__Exercise aim__
Reproduce the complete listing without any deviation.
---------------
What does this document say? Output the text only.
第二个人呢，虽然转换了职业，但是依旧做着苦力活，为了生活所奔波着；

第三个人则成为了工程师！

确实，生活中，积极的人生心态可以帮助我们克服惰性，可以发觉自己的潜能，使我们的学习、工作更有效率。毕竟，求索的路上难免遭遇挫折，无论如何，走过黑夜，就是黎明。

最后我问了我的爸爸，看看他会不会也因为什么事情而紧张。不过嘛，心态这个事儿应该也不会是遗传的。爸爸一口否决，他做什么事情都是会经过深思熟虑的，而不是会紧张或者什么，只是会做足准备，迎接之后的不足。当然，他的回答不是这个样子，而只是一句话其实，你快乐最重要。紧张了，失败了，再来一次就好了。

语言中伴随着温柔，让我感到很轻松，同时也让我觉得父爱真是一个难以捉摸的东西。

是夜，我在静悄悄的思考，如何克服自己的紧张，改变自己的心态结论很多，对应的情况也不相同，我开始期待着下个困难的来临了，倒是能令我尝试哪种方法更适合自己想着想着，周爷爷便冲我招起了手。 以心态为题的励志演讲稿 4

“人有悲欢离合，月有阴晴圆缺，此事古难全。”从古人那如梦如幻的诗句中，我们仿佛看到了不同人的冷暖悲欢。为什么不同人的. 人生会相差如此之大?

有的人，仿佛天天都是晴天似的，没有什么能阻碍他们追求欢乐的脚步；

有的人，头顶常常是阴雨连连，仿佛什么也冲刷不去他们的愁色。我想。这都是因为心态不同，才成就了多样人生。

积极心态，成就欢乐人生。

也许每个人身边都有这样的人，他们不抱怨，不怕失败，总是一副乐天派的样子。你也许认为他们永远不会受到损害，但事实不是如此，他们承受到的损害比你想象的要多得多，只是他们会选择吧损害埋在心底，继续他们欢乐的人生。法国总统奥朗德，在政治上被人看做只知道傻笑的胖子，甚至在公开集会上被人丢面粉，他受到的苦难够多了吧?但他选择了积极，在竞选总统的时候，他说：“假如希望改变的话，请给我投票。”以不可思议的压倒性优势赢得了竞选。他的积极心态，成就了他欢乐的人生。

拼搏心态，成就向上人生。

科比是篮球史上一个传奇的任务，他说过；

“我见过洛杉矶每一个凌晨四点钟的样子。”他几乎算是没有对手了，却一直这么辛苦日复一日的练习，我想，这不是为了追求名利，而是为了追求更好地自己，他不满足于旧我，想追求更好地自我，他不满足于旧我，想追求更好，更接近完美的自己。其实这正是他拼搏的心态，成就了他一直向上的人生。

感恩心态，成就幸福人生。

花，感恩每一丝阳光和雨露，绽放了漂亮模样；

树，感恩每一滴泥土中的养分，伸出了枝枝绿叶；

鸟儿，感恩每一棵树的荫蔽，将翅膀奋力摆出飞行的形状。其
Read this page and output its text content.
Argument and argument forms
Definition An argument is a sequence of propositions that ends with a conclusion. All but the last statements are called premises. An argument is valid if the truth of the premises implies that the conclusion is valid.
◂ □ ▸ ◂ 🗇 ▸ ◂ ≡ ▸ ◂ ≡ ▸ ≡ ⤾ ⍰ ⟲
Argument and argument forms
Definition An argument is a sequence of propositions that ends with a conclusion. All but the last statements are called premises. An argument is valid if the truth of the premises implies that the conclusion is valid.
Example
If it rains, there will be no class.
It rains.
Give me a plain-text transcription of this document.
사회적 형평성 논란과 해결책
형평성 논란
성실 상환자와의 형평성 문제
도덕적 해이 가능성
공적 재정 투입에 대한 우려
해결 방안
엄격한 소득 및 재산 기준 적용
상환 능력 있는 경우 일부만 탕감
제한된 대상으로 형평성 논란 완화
---------------
__Reply__
What does this document say? Output the text only.
第二个人呢，虽然转换了职业，但是依旧做着苦力活，为了生活所奔波着；

第三个人则成为了工程师！

确实，生活中，积极的人生心态可以帮助我们克服惰性，可以发觉自己的潜能，使我们的学习、工作更有效率。毕竟，求索的路上难免遭遇挫折，无论如何，走过黑夜，就是黎明。

最后我问了我的爸爸，看看他会不会也因为什么事情而紧张。不过嘛，心态这个事儿应该也不会是遗传的。爸爸一口否决，他做什么事情都是会经过深思熟虑的，而不是会紧张或者什么，只是会做足准备，迎接之后的不足。当然，他的回答不是这个样子，而只是一句话其实，你快乐最重要。紧张了，失败了，再来一次就好了。

语言中伴随着温柔，让我感到很轻松，同时也让我觉得父爱真是一个难以捉摸的东西。

是夜，我在静悄悄的思考，如何克服自己的紧张，改变自己的心态结论很多，对应的情况也不相同，我开始期待着下个困难的来临了，倒是能令我尝试哪种方法更适合自己想着想着，周爷爷便冲我招起了手。 以心态为题的励志演讲稿 4

“人有悲欢离合，月有阴晴圆缺，此事古难全。”从古人那如梦如幻的诗句中，我们仿佛看到了不同人的冷暖悲欢。为什么不同人的. 人生会相差如此之大?

有的人，仿佛天天都是晴天似的，没有什么能阻碍他们追求欢乐的脚步；

有的人，头顶常常是阴雨连连，仿佛什么也冲刷不去他们的愁色。我想。这都是因为心态不同，才成就了多样人生。

积极心态，成就欢乐人生。

也许每个人身边都有这样的人，他们不抱怨，不怕失败，总是一副乐天派的样子。你也许认为他们永远不会受到损害，但事实不是如此，他们承受到的损害比你想象的要多得多，只是他们会选择吧损害埋在心底，继续他们欢乐的人生。法国总统奥朗德，在政治上被人看做只知道傻笑的胖子，甚至在公开集会上被人丢面粉，他受到的苦难够多了吧?但他选择了积极，在竞选总统的时候，他说：“假如希望改变的话，请给我投票。”以不可思议的压倒性优势赢得了竞选。他的积极心态，成就了他欢乐的人生。

拼搏心态，成就向上人生。

科比是篮球史上一个传奇的任务，他说过；

“我见过洛杉矶每一个凌晨四点钟的样子。”他几乎算是没有对手了，却一直这么辛苦日复一日的练习，我想，这不是为了追求名利，而是为了追求更好地自己，他不满足于旧我，想追求更好地自我，他不满足于旧我，想追求更好，更接近完美的自己。其实这正是他拼搏的心态，成就了他一直向上的人生。

感恩心态，成就幸福人生。

花，感恩每一丝阳光和雨露，绽放了漂亮模样；

树，感恩每一滴泥土中的养分，伸出了枝枝绿叶；

鸟儿，感恩每一棵树的荫蔽，将翅膀奋力摆出飞行的形状。其
Read this page and output its text content.
Argument and argument forms
Definition An argument is a sequence of propositions that ends with a conclusion. All but the last statements are called premises. An argument is valid if the truth of the premises implies that the conclusion is valid.
◂ □ ▸ ◂ 🗇 ▸ ◂ ≡ ▸ ◂ ≡ ▸ ≡ ⤾ ⍰ ⟲
Argument and argument forms
Definition An argument is a sequence of propositions that ends with a conclusion. All but the last statements are called premises. An argument is valid if the truth of the premises implies that the conclusion is valid.
Example
If it rains, there will be no class.
It rains.
Give me a plain-text transcription of this document.
사회적 형평성 논란과 해결책
형평성 논란
성실 상환자와의 형평성 문제
도덕적 해이 가능성
공적 재정 투입에 대한 우려
해결 방안
엄격한 소득 및 재산 기준 적용
상환 능력 있는 경우 일부만 탕감
제한된 대상으로 형평성 논란 완화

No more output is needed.